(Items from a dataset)

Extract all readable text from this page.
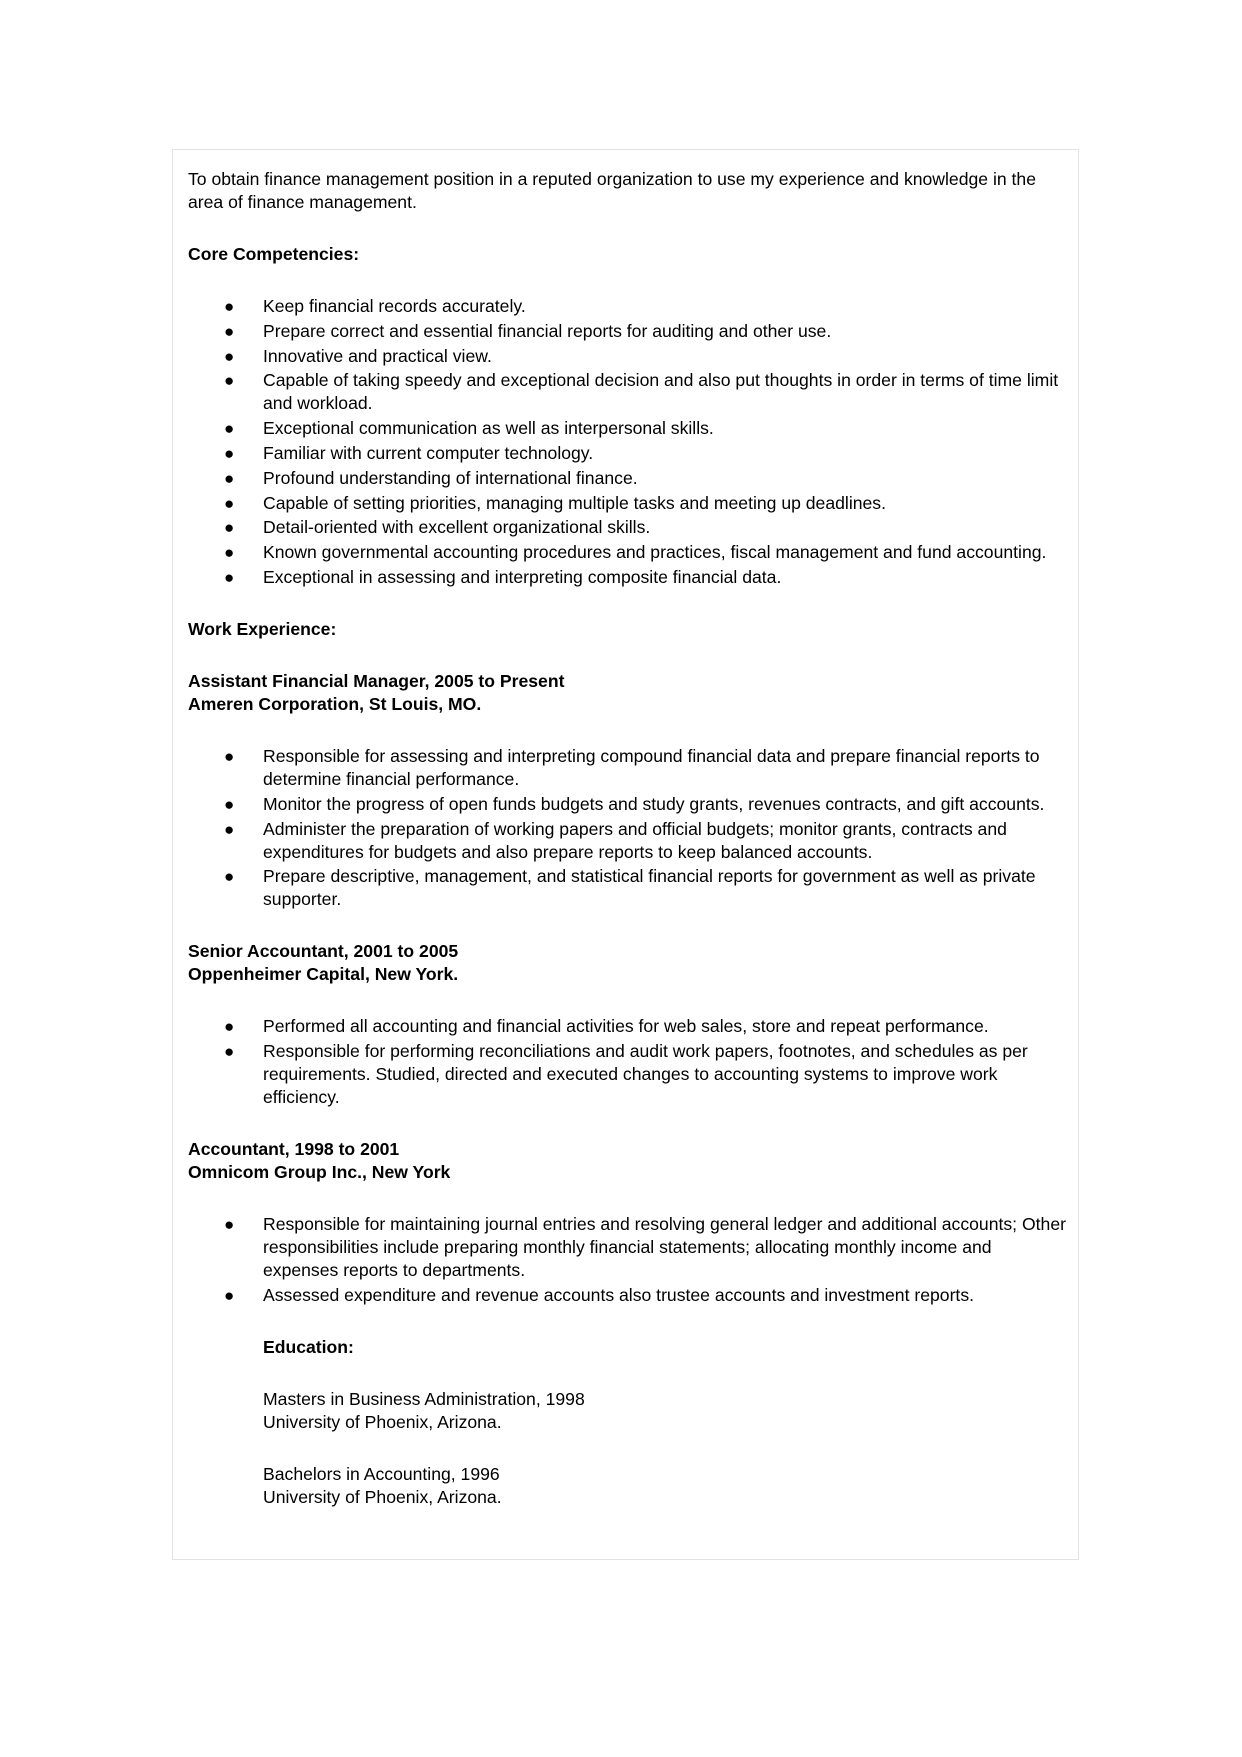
To obtain finance management position in a reputed organization to use my experience and knowledge in the area of finance management.

Core Competencies:

● Keep financial records accurately.
● Prepare correct and essential financial reports for auditing and other use.
● Innovative and practical view.
● Capable of taking speedy and exceptional decision and also put thoughts in order in terms of time limit and workload.
● Exceptional communication as well as interpersonal skills.
● Familiar with current computer technology.
● Profound understanding of international finance.
● Capable of setting priorities, managing multiple tasks and meeting up deadlines.
● Detail-oriented with excellent organizational skills.
● Known governmental accounting procedures and practices, fiscal management and fund accounting.
● Exceptional in assessing and interpreting composite financial data.

Work Experience:

Assistant Financial Manager, 2005 to Present
Ameren Corporation, St Louis, MO.
● Responsible for assessing and interpreting compound financial data and prepare financial reports to determine financial performance.
● Monitor the progress of open funds budgets and study grants, revenues contracts, and gift accounts.
● Administer the preparation of working papers and official budgets; monitor grants, contracts and expenditures for budgets and also prepare reports to keep balanced accounts.
● Prepare descriptive, management, and statistical financial reports for government as well as private supporter.
Senior Accountant, 2001 to 2005
Oppenheimer Capital, New York.
● Performed all accounting and financial activities for web sales, store and repeat performance.
● Responsible for performing reconciliations and audit work papers, footnotes, and schedules as per requirements. Studied, directed and executed changes to accounting systems to improve work efficiency.
Accountant, 1998 to 2001
Omnicom Group Inc., New York
● Responsible for maintaining journal entries and resolving general ledger and additional accounts; Other responsibilities include preparing monthly financial statements; allocating monthly income and expenses reports to departments.
● Assessed expenditure and revenue accounts also trustee accounts and investment reports.

Education:

Masters in Business Administration, 1998
University of Phoenix, Arizona.
Bachelors in Accounting, 1996
University of Phoenix, Arizona.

■ Aim
Omit every picture, and otherwise quote the entries exactly.

■ The output
Extract all readable text from this page.
To obtain finance management position in a reputed organization to use my experience and knowledge in the area of finance management.

Core Competencies:

● Keep financial records accurately.
● Prepare correct and essential financial reports for auditing and other use.
● Innovative and practical view.
● Capable of taking speedy and exceptional decision and also put thoughts in order in terms of time limit and workload.
● Exceptional communication as well as interpersonal skills.
● Familiar with current computer technology.
● Profound understanding of international finance.
● Capable of setting priorities, managing multiple tasks and meeting up deadlines.
● Detail-oriented with excellent organizational skills.
● Known governmental accounting procedures and practices, fiscal management and fund accounting.
● Exceptional in assessing and interpreting composite financial data.

Work Experience:

Assistant Financial Manager, 2005 to Present
Ameren Corporation, St Louis, MO.
● Responsible for assessing and interpreting compound financial data and prepare financial reports to determine financial performance.
● Monitor the progress of open funds budgets and study grants, revenues contracts, and gift accounts.
● Administer the preparation of working papers and official budgets; monitor grants, contracts and expenditures for budgets and also prepare reports to keep balanced accounts.
● Prepare descriptive, management, and statistical financial reports for government as well as private supporter.
Senior Accountant, 2001 to 2005
Oppenheimer Capital, New York.
● Performed all accounting and financial activities for web sales, store and repeat performance.
● Responsible for performing reconciliations and audit work papers, footnotes, and schedules as per requirements. Studied, directed and executed changes to accounting systems to improve work efficiency.
Accountant, 1998 to 2001
Omnicom Group Inc., New York
● Responsible for maintaining journal entries and resolving general ledger and additional accounts; Other responsibilities include preparing monthly financial statements; allocating monthly income and expenses reports to departments.
● Assessed expenditure and revenue accounts also trustee accounts and investment reports.

Education:

Masters in Business Administration, 1998
University of Phoenix, Arizona.
Bachelors in Accounting, 1996
University of Phoenix, Arizona.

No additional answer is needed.